=== Extract ===
= Beginning of Section =
Purpose of the Study:

  • To compare the diagnostic performance of CFDL models created by ophthalmologists without coding experience against bespoke AI models.
  • To assess the accuracy of CFDL in classifying retinal pathologies from OCT data.

Main Methods:

  • A dataset of 1,173 OCT macular videos and fovea-centered images was used.
  • Models were developed independently by an ophthalmology resident (CFDL) and an AI expert (bespoke).
  • A multi-class model was designed to identify five retinal conditions: normal, macular hole, epiretinal membrane, wet age-related macular degeneration, and diabetic macular edema.

Main Results:

  • CFDL models showed excellent discriminative performance, with some metrics surpassing bespoke models for video analysis.
  • The fovea-centered CFDL model outperformed the video-based model and matched the accuracy of the best bespoke model.
  • Specific performance metrics included area under the precision-recall curve (0.984 for CFDL video vs. 0.901 for bespoke video), precision (94.1% vs. 94.2%), sensitivity (94.1% vs. 94.2%), and accuracy (94.1% vs. 96.7%).

Conclusions:

  • Clinician-developed CFDL models achieve performance on par with expert-designed bespoke models for retinal pathology classification.
  • CFDL shows promise for democratizing AI in medicine, enabling wider clinical adoption.
  • Addressing the limitations of CFDL is crucial for its effective integration into healthcare settings.
= End of Section =
=== Entries supplied ===
= Beginning of Section =
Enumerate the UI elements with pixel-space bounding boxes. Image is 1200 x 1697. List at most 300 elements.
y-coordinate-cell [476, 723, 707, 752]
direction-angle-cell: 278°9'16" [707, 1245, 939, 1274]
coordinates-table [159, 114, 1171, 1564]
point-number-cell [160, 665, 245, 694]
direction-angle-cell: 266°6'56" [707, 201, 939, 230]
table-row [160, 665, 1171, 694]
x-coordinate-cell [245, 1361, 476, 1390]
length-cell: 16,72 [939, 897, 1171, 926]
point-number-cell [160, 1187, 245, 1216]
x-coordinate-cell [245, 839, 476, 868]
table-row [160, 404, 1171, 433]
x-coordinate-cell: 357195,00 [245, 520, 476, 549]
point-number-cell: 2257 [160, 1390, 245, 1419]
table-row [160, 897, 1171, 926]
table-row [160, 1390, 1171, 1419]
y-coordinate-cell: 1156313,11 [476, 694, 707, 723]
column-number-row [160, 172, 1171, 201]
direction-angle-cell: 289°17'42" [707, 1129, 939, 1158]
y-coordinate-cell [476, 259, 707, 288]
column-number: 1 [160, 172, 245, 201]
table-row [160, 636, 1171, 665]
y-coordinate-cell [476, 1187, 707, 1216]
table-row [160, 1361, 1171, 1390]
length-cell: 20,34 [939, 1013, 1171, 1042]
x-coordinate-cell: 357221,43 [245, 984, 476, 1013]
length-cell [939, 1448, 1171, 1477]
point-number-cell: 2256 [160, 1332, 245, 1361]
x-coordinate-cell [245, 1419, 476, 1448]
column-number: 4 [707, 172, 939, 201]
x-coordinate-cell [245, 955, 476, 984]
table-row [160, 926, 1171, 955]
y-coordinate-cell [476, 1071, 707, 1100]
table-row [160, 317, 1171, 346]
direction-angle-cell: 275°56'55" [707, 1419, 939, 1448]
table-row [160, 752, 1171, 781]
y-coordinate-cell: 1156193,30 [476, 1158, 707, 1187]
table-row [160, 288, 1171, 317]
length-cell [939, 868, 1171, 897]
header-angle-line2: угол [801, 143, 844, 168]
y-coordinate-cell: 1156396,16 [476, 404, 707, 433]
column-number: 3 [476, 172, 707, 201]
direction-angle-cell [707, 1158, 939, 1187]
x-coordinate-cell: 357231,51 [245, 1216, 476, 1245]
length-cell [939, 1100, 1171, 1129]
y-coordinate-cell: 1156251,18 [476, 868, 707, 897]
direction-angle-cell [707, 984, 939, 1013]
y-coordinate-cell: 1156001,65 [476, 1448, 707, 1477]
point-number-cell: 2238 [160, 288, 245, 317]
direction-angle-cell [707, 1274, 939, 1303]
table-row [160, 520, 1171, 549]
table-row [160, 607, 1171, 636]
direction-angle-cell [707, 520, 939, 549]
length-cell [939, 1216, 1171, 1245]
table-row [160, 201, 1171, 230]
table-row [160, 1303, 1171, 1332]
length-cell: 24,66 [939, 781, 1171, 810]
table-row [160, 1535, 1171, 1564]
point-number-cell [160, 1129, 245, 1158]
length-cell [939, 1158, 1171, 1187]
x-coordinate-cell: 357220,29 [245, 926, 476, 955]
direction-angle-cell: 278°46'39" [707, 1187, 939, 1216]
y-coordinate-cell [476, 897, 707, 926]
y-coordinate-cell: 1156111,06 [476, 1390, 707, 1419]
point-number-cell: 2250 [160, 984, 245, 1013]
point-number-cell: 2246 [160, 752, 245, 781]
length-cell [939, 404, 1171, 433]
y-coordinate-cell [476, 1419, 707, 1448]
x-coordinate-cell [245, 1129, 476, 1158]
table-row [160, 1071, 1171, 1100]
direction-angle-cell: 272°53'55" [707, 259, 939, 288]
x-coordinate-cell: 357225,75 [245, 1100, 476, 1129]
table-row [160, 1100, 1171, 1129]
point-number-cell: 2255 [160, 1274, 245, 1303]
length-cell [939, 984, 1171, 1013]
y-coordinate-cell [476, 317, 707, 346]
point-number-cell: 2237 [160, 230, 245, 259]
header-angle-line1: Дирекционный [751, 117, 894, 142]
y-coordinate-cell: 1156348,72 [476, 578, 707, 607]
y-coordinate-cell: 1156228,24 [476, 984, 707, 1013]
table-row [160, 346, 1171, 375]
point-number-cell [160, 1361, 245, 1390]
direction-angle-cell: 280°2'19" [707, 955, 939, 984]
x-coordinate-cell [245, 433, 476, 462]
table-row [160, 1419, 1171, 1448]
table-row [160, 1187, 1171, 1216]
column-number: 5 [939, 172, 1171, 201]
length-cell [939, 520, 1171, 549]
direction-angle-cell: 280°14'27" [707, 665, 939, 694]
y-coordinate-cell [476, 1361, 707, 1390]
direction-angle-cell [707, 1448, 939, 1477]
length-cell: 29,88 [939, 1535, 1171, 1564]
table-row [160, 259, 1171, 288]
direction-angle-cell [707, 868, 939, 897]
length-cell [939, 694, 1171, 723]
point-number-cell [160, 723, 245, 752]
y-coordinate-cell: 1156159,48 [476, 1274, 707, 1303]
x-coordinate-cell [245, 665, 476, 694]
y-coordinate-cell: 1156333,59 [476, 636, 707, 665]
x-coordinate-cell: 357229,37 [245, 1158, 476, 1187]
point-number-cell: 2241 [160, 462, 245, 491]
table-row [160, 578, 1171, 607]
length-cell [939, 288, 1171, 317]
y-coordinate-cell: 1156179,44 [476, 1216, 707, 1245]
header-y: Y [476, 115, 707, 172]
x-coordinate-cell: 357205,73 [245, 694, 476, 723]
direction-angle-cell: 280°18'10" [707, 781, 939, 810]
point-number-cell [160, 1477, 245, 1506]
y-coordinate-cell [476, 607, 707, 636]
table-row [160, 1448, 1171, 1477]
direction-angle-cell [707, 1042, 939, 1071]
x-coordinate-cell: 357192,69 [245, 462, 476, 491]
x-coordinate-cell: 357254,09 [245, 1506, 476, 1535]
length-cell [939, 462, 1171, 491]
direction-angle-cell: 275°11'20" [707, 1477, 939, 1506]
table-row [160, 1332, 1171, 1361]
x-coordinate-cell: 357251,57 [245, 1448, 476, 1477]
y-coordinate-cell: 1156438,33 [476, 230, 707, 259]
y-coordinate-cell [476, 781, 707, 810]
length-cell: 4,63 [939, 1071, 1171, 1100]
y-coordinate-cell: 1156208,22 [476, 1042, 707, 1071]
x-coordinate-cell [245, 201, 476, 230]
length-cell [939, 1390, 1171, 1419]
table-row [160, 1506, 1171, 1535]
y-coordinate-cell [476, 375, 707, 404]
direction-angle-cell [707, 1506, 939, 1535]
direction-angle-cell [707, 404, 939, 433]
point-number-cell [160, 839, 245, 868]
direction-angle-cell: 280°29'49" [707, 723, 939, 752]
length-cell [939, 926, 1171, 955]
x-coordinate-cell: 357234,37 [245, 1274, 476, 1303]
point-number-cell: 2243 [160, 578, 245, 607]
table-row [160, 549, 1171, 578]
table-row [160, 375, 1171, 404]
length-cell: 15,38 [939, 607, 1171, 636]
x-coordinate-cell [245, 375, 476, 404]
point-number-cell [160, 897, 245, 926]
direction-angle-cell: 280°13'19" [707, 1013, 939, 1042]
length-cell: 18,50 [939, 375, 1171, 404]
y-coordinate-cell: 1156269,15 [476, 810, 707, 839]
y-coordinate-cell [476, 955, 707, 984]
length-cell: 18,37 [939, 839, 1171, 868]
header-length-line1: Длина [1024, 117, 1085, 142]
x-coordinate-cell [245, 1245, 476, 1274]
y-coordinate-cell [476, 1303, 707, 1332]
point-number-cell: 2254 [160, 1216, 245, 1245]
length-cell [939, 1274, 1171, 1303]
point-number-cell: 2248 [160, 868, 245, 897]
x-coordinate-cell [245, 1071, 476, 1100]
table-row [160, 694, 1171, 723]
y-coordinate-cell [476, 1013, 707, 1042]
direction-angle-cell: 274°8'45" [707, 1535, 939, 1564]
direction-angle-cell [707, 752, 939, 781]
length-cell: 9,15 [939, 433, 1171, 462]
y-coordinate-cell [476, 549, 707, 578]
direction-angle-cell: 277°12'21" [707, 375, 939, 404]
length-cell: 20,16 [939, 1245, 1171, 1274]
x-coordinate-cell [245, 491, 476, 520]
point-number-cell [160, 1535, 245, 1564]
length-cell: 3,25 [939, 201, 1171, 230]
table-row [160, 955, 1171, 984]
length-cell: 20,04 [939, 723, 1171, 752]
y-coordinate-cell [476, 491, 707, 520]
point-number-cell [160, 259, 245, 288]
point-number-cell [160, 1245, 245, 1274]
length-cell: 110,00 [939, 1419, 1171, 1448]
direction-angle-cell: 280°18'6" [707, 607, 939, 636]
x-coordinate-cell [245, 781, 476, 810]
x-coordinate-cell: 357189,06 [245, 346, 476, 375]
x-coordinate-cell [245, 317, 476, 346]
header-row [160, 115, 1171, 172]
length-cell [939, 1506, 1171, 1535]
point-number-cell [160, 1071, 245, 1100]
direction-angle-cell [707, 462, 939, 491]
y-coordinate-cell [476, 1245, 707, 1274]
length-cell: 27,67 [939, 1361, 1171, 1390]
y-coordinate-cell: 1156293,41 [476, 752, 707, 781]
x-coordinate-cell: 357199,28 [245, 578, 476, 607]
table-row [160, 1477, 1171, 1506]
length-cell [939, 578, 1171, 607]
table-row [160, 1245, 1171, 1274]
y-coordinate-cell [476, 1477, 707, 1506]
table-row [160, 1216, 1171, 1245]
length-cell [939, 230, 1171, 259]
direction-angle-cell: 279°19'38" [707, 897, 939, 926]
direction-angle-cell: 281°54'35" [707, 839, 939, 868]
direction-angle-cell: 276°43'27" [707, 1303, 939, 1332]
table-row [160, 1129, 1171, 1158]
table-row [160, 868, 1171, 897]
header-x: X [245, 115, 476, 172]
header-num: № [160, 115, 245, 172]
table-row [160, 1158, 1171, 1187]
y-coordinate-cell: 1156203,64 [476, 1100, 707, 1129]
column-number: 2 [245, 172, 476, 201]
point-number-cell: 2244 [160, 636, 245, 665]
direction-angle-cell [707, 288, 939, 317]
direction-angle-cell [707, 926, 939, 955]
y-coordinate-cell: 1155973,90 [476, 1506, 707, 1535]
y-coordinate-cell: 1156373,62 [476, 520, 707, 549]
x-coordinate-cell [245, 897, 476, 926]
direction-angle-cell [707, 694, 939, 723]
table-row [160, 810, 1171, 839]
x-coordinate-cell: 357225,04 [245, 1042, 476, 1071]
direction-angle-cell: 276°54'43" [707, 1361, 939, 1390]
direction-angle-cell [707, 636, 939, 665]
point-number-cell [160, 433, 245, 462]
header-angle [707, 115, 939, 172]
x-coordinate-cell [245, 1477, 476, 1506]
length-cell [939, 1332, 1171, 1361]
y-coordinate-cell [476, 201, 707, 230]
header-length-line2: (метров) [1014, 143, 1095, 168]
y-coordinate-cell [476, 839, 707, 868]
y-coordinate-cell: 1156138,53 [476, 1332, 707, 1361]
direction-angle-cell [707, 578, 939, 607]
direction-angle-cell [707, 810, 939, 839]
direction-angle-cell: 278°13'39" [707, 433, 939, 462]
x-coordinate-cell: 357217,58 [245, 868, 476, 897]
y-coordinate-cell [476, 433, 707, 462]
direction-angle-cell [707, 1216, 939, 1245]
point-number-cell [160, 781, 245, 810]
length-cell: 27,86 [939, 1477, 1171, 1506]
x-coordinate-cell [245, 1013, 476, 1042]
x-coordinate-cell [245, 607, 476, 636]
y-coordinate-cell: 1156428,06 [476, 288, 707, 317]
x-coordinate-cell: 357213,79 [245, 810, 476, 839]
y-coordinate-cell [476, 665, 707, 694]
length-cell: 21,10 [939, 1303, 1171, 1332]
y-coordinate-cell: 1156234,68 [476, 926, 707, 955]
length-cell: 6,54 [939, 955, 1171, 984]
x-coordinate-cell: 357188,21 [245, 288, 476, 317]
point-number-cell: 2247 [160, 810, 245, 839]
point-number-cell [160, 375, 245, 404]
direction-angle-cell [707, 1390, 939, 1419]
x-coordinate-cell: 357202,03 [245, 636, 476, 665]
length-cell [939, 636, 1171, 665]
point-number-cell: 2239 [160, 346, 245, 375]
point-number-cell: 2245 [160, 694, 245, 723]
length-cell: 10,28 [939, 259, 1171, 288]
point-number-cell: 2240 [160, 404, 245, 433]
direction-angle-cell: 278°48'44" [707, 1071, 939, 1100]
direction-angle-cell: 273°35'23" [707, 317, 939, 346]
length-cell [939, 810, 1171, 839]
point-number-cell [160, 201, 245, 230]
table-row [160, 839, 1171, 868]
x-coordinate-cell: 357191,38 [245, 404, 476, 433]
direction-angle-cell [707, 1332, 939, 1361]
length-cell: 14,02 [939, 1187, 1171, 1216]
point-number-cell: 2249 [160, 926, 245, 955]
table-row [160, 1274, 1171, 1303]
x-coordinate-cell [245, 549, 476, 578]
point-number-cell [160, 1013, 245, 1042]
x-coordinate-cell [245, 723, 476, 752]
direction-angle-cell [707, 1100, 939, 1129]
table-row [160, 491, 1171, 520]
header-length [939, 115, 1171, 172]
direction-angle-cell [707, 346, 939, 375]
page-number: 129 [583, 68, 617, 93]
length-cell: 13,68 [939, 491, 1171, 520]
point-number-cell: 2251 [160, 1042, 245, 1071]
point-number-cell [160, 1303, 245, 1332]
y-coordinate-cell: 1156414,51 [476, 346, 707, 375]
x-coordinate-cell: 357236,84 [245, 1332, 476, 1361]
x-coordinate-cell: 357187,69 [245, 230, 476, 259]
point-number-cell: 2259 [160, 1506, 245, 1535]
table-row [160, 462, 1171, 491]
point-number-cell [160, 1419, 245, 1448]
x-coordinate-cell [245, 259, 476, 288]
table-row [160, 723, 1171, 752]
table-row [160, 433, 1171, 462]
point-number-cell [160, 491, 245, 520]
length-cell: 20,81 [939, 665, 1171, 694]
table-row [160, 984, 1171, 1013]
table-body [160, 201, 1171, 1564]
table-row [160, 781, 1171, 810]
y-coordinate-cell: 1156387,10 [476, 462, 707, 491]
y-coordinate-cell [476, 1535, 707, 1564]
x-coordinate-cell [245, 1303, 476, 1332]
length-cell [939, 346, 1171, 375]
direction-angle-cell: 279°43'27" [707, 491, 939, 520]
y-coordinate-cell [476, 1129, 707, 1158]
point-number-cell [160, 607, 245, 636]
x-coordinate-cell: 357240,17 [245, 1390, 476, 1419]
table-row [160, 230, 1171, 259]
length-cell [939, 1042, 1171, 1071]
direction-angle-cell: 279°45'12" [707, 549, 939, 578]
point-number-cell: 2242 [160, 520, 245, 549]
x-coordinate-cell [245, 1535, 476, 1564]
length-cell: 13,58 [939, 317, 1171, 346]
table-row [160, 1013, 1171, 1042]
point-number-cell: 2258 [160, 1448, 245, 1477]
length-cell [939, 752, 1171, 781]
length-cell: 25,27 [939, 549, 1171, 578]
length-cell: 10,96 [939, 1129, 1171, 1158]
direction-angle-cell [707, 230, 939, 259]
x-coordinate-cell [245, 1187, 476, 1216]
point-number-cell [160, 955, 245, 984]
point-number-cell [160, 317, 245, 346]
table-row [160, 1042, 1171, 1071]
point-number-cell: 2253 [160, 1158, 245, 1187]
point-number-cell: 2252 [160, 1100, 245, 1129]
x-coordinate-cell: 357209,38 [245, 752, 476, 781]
= End of Section =
=== Your objective ===
List the five retinal conditions that the multi-class model in the study summary was designed to identify. The rows come from a separate source and are unrelated to the study summary.

=== Output for this task ===
- Normal
- Macular hole
- Epiretinal membrane
- Wet age-related macular degeneration
- Diabetic macular edema